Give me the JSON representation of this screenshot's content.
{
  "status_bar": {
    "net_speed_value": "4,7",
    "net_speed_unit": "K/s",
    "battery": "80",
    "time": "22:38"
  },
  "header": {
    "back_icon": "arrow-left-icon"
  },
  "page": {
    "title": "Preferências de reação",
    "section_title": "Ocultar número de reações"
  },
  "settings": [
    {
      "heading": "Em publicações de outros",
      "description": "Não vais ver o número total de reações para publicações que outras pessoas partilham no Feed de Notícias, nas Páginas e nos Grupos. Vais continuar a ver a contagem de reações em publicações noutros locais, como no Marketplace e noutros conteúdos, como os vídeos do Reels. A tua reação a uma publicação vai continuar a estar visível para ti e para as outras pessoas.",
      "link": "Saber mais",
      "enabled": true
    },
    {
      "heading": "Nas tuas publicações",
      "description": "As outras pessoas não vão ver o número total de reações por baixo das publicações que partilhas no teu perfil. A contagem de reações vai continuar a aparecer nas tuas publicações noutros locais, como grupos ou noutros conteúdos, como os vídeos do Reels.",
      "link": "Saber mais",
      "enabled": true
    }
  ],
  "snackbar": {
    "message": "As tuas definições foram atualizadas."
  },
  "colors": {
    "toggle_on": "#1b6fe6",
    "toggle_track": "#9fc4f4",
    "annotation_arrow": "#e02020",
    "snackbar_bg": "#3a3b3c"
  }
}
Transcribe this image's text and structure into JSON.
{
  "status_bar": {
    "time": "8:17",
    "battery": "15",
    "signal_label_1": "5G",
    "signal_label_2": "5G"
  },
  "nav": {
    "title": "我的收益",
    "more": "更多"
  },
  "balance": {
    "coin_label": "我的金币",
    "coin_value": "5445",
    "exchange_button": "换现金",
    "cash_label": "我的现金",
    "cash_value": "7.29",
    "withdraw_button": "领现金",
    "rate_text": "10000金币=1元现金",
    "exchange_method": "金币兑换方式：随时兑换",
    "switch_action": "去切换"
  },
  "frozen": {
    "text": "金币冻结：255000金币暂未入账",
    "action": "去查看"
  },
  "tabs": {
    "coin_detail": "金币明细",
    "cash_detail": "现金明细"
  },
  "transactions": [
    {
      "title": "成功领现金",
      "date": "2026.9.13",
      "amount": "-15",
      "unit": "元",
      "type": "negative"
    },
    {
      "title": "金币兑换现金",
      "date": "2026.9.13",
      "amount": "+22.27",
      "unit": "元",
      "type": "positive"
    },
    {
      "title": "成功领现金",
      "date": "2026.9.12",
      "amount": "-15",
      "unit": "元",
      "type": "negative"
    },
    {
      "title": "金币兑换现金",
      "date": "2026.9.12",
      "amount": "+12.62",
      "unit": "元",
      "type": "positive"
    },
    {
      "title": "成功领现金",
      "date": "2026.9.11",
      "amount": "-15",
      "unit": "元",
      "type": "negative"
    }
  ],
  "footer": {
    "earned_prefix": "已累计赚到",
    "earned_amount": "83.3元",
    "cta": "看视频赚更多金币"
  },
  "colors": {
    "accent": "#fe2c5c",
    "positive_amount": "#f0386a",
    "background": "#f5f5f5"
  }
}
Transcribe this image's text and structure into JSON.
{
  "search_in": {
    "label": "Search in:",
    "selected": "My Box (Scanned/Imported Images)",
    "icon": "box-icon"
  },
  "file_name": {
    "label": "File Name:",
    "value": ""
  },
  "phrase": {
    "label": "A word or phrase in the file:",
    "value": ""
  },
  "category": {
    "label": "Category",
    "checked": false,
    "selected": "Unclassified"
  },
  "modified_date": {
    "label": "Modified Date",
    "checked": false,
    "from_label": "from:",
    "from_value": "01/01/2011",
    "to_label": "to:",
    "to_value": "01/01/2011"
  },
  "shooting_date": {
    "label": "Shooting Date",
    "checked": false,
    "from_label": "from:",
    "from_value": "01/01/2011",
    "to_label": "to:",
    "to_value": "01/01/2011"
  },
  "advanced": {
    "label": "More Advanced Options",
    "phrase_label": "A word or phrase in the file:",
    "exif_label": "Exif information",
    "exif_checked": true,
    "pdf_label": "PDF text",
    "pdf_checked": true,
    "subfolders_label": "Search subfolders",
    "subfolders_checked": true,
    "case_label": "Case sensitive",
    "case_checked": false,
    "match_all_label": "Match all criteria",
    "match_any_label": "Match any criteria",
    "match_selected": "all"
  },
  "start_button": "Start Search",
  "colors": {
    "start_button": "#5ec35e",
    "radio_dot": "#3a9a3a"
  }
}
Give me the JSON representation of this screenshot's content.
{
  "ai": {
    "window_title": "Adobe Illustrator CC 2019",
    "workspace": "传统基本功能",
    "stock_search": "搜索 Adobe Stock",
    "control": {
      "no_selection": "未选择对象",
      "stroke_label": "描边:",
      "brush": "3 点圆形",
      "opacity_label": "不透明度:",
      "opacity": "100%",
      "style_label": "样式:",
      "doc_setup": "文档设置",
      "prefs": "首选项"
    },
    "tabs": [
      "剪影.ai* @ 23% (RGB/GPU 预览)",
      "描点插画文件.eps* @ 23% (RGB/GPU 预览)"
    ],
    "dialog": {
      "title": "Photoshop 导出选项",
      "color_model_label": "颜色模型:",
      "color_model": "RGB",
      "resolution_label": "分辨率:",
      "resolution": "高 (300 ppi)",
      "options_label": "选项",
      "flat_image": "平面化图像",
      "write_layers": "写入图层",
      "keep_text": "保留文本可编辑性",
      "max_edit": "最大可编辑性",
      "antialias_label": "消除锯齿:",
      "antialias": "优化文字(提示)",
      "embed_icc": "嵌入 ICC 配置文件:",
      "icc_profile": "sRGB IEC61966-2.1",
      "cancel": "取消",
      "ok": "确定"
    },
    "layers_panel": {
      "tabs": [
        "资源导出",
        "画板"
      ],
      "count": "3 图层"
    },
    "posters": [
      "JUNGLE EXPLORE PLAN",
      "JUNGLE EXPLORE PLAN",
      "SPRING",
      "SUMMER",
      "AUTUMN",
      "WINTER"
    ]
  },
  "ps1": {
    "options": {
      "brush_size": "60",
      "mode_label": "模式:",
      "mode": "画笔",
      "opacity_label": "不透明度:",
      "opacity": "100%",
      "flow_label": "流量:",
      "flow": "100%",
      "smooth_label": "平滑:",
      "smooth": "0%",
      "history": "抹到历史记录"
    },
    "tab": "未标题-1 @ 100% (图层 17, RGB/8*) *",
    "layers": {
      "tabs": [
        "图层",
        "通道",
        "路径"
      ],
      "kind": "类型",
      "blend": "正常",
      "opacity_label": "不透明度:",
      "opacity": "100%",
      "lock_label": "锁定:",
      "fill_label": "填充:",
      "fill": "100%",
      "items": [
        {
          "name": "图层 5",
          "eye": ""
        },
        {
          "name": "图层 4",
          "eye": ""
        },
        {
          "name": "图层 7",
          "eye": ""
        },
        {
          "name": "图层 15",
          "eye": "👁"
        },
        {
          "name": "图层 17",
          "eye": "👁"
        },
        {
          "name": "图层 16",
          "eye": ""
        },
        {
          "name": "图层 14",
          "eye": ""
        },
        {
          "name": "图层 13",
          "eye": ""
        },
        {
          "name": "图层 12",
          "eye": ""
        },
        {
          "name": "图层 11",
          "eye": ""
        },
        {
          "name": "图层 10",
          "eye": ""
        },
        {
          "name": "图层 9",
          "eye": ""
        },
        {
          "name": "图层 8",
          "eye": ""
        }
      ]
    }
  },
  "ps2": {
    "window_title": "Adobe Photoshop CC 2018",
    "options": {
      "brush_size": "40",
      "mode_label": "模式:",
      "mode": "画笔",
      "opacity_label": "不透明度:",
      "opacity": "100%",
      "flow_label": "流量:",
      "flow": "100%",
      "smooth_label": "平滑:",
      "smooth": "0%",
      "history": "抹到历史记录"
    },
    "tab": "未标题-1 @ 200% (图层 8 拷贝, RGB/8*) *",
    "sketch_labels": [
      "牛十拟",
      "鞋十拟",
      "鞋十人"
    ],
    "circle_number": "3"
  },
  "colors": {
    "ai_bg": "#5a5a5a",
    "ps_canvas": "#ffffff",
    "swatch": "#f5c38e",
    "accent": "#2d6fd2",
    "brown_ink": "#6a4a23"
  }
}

========================================

Brief >> Find out how many lines in the listing contain the string "criteria". Give the number alone.

Solution >> 2